### [Given instruction]
Only the lines holding the string "newz" are needed. Copy each one.

### [Data supplied]

○ ○ ○

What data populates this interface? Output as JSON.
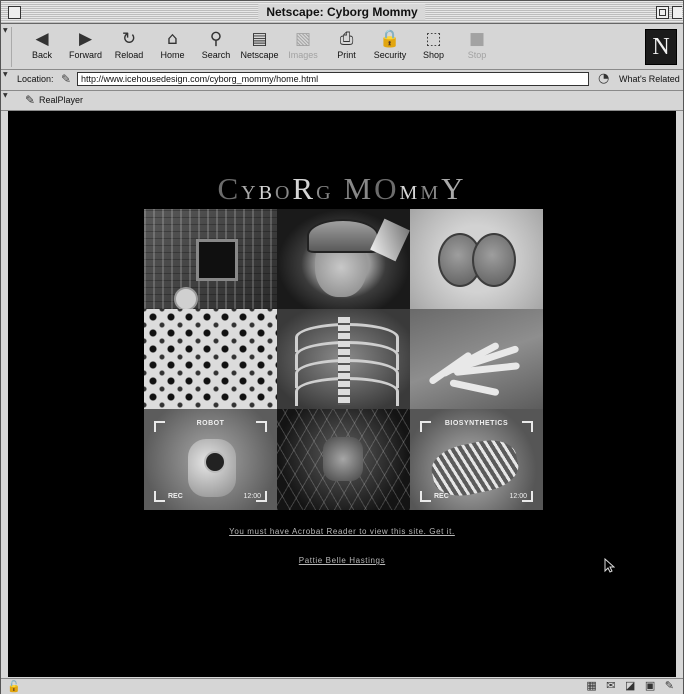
{
  "window": {
    "title": "Netscape: Cyborg Mommy"
  },
  "toolbar": {
    "buttons": [
      {
        "label": "Back",
        "icon": "back-icon",
        "enabled": true
      },
      {
        "label": "Forward",
        "icon": "forward-icon",
        "enabled": true
      },
      {
        "label": "Reload",
        "icon": "reload-icon",
        "enabled": true
      },
      {
        "label": "Home",
        "icon": "home-icon",
        "enabled": true
      },
      {
        "label": "Search",
        "icon": "search-icon",
        "enabled": true
      },
      {
        "label": "Netscape",
        "icon": "netscape-icon",
        "enabled": true
      },
      {
        "label": "Images",
        "icon": "images-icon",
        "enabled": false
      },
      {
        "label": "Print",
        "icon": "print-icon",
        "enabled": true
      },
      {
        "label": "Security",
        "icon": "security-icon",
        "enabled": true
      },
      {
        "label": "Shop",
        "icon": "shop-icon",
        "enabled": true
      },
      {
        "label": "Stop",
        "icon": "stop-icon",
        "enabled": false
      }
    ],
    "logo_letter": "N"
  },
  "location": {
    "label": "Location:",
    "url": "http://www.icehousedesign.com/cyborg_mommy/home.html",
    "related_label": "What's Related"
  },
  "personal": {
    "realplayer_label": "RealPlayer"
  },
  "page": {
    "title_letters": [
      {
        "ch": "C",
        "tone": "c1",
        "size": "big"
      },
      {
        "ch": "Y",
        "tone": "c2",
        "size": "sm"
      },
      {
        "ch": "B",
        "tone": "c3",
        "size": "sm"
      },
      {
        "ch": "O",
        "tone": "c4",
        "size": "sm"
      },
      {
        "ch": "R",
        "tone": "c3",
        "size": "big"
      },
      {
        "ch": "G",
        "tone": "c4",
        "size": "sm"
      },
      {
        "ch": " ",
        "tone": "c1",
        "size": "sm"
      },
      {
        "ch": "M",
        "tone": "c4",
        "size": "big"
      },
      {
        "ch": "O",
        "tone": "c1",
        "size": "big"
      },
      {
        "ch": "M",
        "tone": "c3",
        "size": "sm"
      },
      {
        "ch": "M",
        "tone": "c4",
        "size": "sm"
      },
      {
        "ch": "Y",
        "tone": "c2",
        "size": "big"
      }
    ],
    "tiles": [
      {
        "name": "circuit-board-tile"
      },
      {
        "name": "helmet-face-tile"
      },
      {
        "name": "cell-division-tile"
      },
      {
        "name": "microscope-dots-tile"
      },
      {
        "name": "rib-cage-tile"
      },
      {
        "name": "xray-hand-tile"
      },
      {
        "name": "robot-camera-tile",
        "label": "ROBOT",
        "rec": "REC",
        "time": "12:00"
      },
      {
        "name": "wired-face-tile"
      },
      {
        "name": "biosynthetic-tile",
        "label": "BIOSYNTHETICS",
        "rec": "REC",
        "time": "12:00"
      }
    ],
    "acrobat_link": "You must have Acrobat Reader to view this site. Get it.",
    "author_link": "Pattie Belle Hastings"
  }
}
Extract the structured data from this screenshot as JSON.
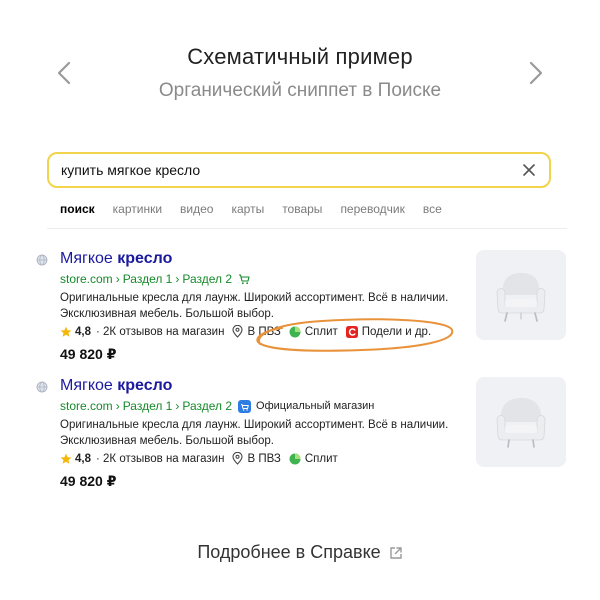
{
  "header": {
    "title": "Схематичный пример",
    "subtitle": "Органический сниппет в Поиске"
  },
  "search": {
    "query": "купить мягкое кресло"
  },
  "tabs": [
    {
      "label": "поиск",
      "active": true
    },
    {
      "label": "картинки",
      "active": false
    },
    {
      "label": "видео",
      "active": false
    },
    {
      "label": "карты",
      "active": false
    },
    {
      "label": "товары",
      "active": false
    },
    {
      "label": "переводчик",
      "active": false
    },
    {
      "label": "все",
      "active": false
    }
  ],
  "results": [
    {
      "title_plain": "Мягкое",
      "title_bold": "кресло",
      "url_domain": "store.com",
      "url_part1": "Раздел 1",
      "url_part2": "Раздел 2",
      "url_sep": "›",
      "description_line1": "Оригинальные кресла для лаунж. Широкий ассортимент. Всё в наличии.",
      "description_line2": "Эксклюзивная мебель. Большой выбор.",
      "rating": "4,8",
      "reviews": "· 2К отзывов на магазин",
      "pickup": "В ПВЗ",
      "split": "Сплит",
      "share": "Подели и др.",
      "price": "49 820 ₽"
    },
    {
      "title_plain": "Мягкое",
      "title_bold": "кресло",
      "url_domain": "store.com",
      "url_part1": "Раздел 1",
      "url_part2": "Раздел 2",
      "url_sep": "›",
      "official": "Официальный магазин",
      "description_line1": "Оригинальные кресла для лаунж. Широкий ассортимент. Всё в наличии.",
      "description_line2": "Эксклюзивная мебель. Большой выбор.",
      "rating": "4,8",
      "reviews": "· 2К отзывов на магазин",
      "pickup": "В ПВЗ",
      "split": "Сплит",
      "price": "49 820 ₽"
    }
  ],
  "footer": {
    "link": "Подробнее в Справке"
  },
  "colors": {
    "search_border": "#f2d34c",
    "title_link": "#1a1a9e",
    "url_green": "#168a2a",
    "highlight": "#e8923a"
  },
  "icons": [
    "chevron-left-icon",
    "chevron-right-icon",
    "clear-icon",
    "globe-icon",
    "cart-icon",
    "star-icon",
    "pin-icon",
    "split-icon",
    "share-icon",
    "official-badge-icon",
    "chair-icon",
    "external-link-icon"
  ]
}
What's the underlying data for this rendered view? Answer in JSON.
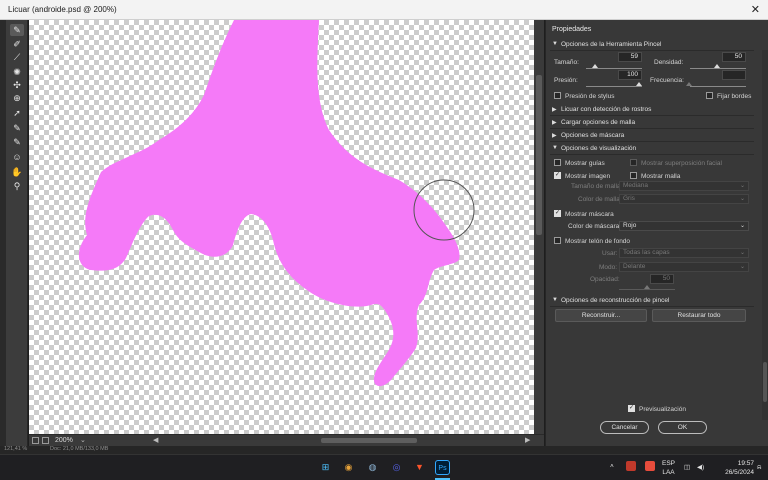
{
  "window": {
    "title": "Licuar (androide.psd @ 200%)",
    "close": "✕"
  },
  "tools": [
    {
      "name": "forward-warp-icon",
      "glyph": "✎"
    },
    {
      "name": "reconstruct-icon",
      "glyph": "✐"
    },
    {
      "name": "smooth-icon",
      "glyph": "⟋"
    },
    {
      "name": "twirl-icon",
      "glyph": "✺"
    },
    {
      "name": "pucker-icon",
      "glyph": "✣"
    },
    {
      "name": "bloat-icon",
      "glyph": "⊕"
    },
    {
      "name": "push-left-icon",
      "glyph": "➚"
    },
    {
      "name": "freeze-mask-icon",
      "glyph": "✎"
    },
    {
      "name": "thaw-mask-icon",
      "glyph": "✎"
    },
    {
      "name": "face-tool-icon",
      "glyph": "☺"
    },
    {
      "name": "hand-icon",
      "glyph": "✋"
    },
    {
      "name": "zoom-icon",
      "glyph": "⚲"
    }
  ],
  "canvas": {
    "zoom": "200%",
    "status": "Doc: 21,0 MB/133,0 MB",
    "pos": "121,41 %"
  },
  "panel": {
    "title": "Propiedades",
    "brush": {
      "header": "Opciones de la Herramienta Pincel",
      "size_label": "Tamaño:",
      "size_value": "59",
      "density_label": "Densidad:",
      "density_value": "50",
      "pressure_label": "Presión:",
      "pressure_value": "100",
      "rate_label": "Frecuencia:",
      "rate_value": "",
      "stylus_label": "Presión de stylus",
      "pin_edges_label": "Fijar bordes"
    },
    "collapsed": [
      "Licuar con detección de rostros",
      "Cargar opciones de malla",
      "Opciones de máscara"
    ],
    "view": {
      "header": "Opciones de visualización",
      "show_guides": "Mostrar guías",
      "show_face_overlay": "Mostrar superposición facial",
      "show_image": "Mostrar imagen",
      "show_mesh": "Mostrar malla",
      "mesh_size_label": "Tamaño de malla:",
      "mesh_size_value": "Mediana",
      "mesh_color_label": "Color de malla:",
      "mesh_color_value": "Gris",
      "show_mask": "Mostrar máscara",
      "mask_color_label": "Color de máscara:",
      "mask_color_value": "Rojo",
      "show_backdrop": "Mostrar telón de fondo",
      "use_label": "Usar:",
      "use_value": "Todas las capas",
      "mode_label": "Modo:",
      "mode_value": "Delante",
      "opacity_label": "Opacidad:",
      "opacity_value": "50"
    },
    "reconstruct": {
      "header": "Opciones de reconstrucción de pincel",
      "reconstruct_btn": "Reconstruir...",
      "restore_btn": "Restaurar todo"
    },
    "preview_label": "Previsualización",
    "cancel": "Cancelar",
    "ok": "OK"
  },
  "taskbar": {
    "lang": "ESP",
    "lang2": "LAA",
    "time": "19:57",
    "date": "26/5/2024",
    "apps": [
      {
        "name": "windows-start-icon",
        "glyph": "⊞",
        "color": "#4cc2ff"
      },
      {
        "name": "chrome-icon",
        "glyph": "◉",
        "color": "#e8a33a"
      },
      {
        "name": "steam-icon",
        "glyph": "◍",
        "color": "#8fb7d8"
      },
      {
        "name": "discord-icon",
        "glyph": "◎",
        "color": "#5865f2"
      },
      {
        "name": "brave-icon",
        "glyph": "▼",
        "color": "#fb542b"
      },
      {
        "name": "photoshop-icon",
        "glyph": "Ps",
        "color": "#31a8ff"
      }
    ]
  },
  "colors": {
    "mask": "#f57af8",
    "accent": "#31a8ff"
  }
}
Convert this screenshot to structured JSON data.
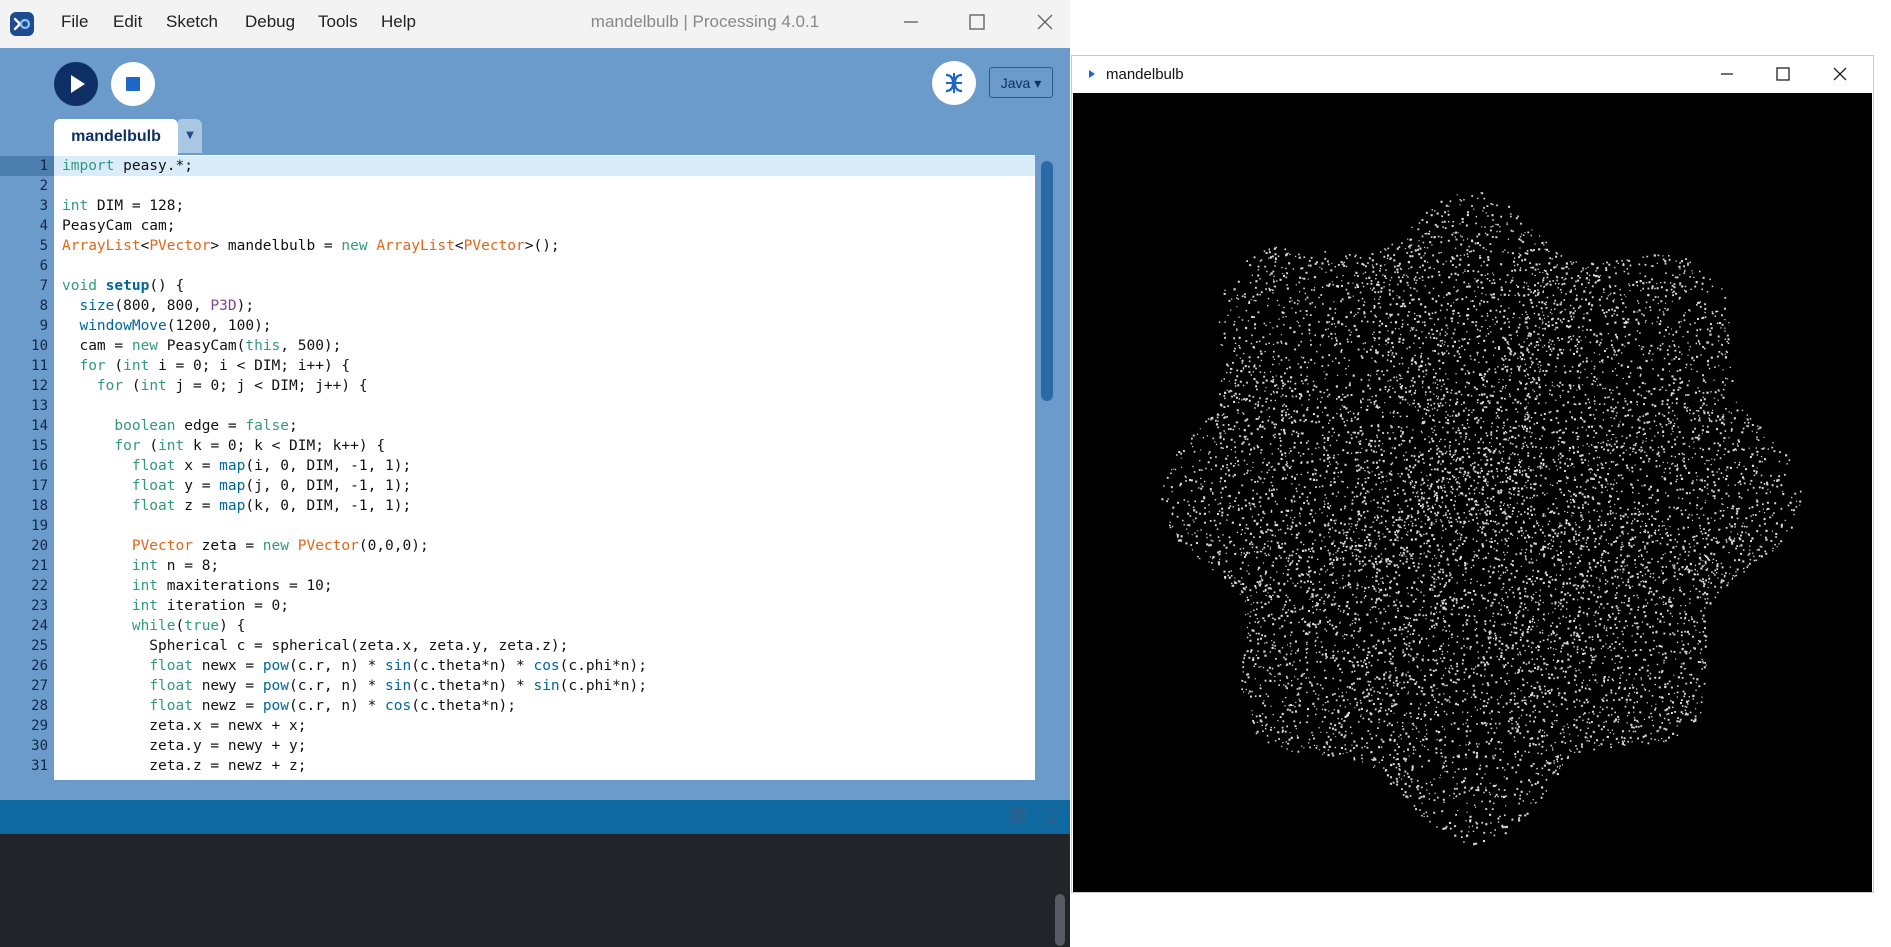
{
  "ide": {
    "window_title": "mandelbulb | Processing 4.0.1",
    "menu": [
      "File",
      "Edit",
      "Sketch",
      "Debug",
      "Tools",
      "Help"
    ],
    "mode": "Java ▾",
    "tab": "mandelbulb",
    "tab_arrow": "▼",
    "code_lines": [
      "import peasy.*;",
      "",
      "int DIM = 128;",
      "PeasyCam cam;",
      "ArrayList<PVector> mandelbulb = new ArrayList<PVector>();",
      "",
      "void setup() {",
      "  size(800, 800, P3D);",
      "  windowMove(1200, 100);",
      "  cam = new PeasyCam(this, 500);",
      "  for (int i = 0; i < DIM; i++) {",
      "    for (int j = 0; j < DIM; j++) {",
      "",
      "      boolean edge = false;",
      "      for (int k = 0; k < DIM; k++) {",
      "        float x = map(i, 0, DIM, -1, 1);",
      "        float y = map(j, 0, DIM, -1, 1);",
      "        float z = map(k, 0, DIM, -1, 1);",
      "",
      "        PVector zeta = new PVector(0,0,0);",
      "        int n = 8;",
      "        int maxiterations = 10;",
      "        int iteration = 0;",
      "        while(true) {",
      "          Spherical c = spherical(zeta.x, zeta.y, zeta.z);",
      "          float newx = pow(c.r, n) * sin(c.theta*n) * cos(c.phi*n);",
      "          float newy = pow(c.r, n) * sin(c.theta*n) * sin(c.phi*n);",
      "          float newz = pow(c.r, n) * cos(c.theta*n);",
      "          zeta.x = newx + x;",
      "          zeta.y = newy + y;",
      "          zeta.z = newz + z;"
    ],
    "current_line": 1,
    "icons": {
      "logo": "processing-logo-icon",
      "run": "play-icon",
      "stop": "stop-icon",
      "debug": "butterfly-debug-icon"
    },
    "colors": {
      "frame": "#6b9bca",
      "run_button": "#0d2f66",
      "status_bar": "#0d69a0",
      "console": "#212529",
      "keyword": "#33997e",
      "type": "#e2661a",
      "function": "#006699"
    }
  },
  "sketch": {
    "title": "mandelbulb",
    "canvas_background": "#000000",
    "point_color": "#ffffff"
  }
}
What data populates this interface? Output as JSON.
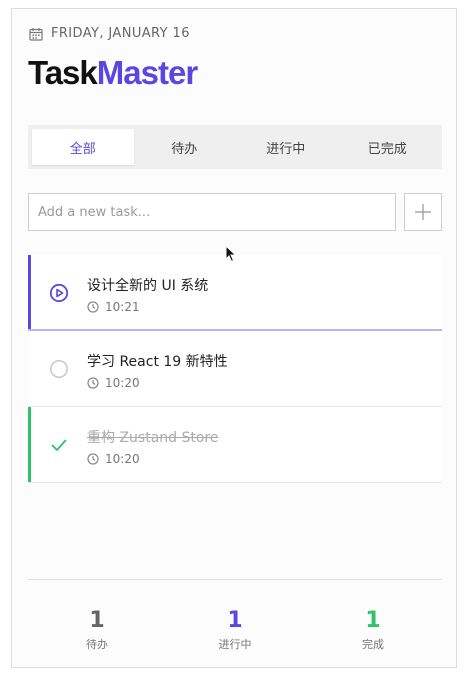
{
  "header": {
    "date": "FRIDAY, JANUARY 16",
    "brand_part1": "Task",
    "brand_part2": "Master"
  },
  "tabs": [
    {
      "label": "全部",
      "active": true
    },
    {
      "label": "待办",
      "active": false
    },
    {
      "label": "进行中",
      "active": false
    },
    {
      "label": "已完成",
      "active": false
    }
  ],
  "new_task": {
    "placeholder": "Add a new task...",
    "value": ""
  },
  "tasks": [
    {
      "title": "设计全新的 UI 系统",
      "time": "10:21",
      "status": "in-progress"
    },
    {
      "title": "学习 React 19 新特性",
      "time": "10:20",
      "status": "todo"
    },
    {
      "title": "重构 Zustand Store",
      "time": "10:20",
      "status": "done"
    }
  ],
  "stats": [
    {
      "count": "1",
      "label": "待办"
    },
    {
      "count": "1",
      "label": "进行中"
    },
    {
      "count": "1",
      "label": "完成"
    }
  ],
  "colors": {
    "accent": "#5a46e0",
    "done": "#2ec26b",
    "muted": "#666666"
  }
}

○ ○ ○

### [Output below]
      "          float newz = pow(c.r, n) * cos(c.theta*n);",
      "          zeta.z = newz + z;"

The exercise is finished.